Provided entries:
————————

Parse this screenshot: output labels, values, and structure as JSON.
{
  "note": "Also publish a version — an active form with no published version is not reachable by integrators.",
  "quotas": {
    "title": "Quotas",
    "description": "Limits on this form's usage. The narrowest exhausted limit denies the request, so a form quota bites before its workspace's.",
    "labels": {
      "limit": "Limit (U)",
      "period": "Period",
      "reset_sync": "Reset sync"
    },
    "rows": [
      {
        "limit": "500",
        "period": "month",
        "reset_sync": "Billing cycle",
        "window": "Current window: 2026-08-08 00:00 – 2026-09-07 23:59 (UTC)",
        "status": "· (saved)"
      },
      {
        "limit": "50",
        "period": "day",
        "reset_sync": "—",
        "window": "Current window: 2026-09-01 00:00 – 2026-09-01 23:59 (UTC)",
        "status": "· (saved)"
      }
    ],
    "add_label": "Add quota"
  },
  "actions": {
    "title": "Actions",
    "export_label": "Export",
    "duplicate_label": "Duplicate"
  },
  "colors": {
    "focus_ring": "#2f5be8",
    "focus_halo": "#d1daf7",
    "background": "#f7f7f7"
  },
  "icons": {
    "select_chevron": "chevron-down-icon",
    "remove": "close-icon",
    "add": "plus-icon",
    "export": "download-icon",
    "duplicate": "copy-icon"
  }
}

————————

Challenge: Above are the records; copy every line in them that holds the word "limit".

Exercise output:
    "description": "Limits on this form's usage. The narrowest exhausted limit denies the request, so a form quota bites before its workspace's.",
      "limit": "Limit (U)",
        "limit": "500",
        "limit": "50",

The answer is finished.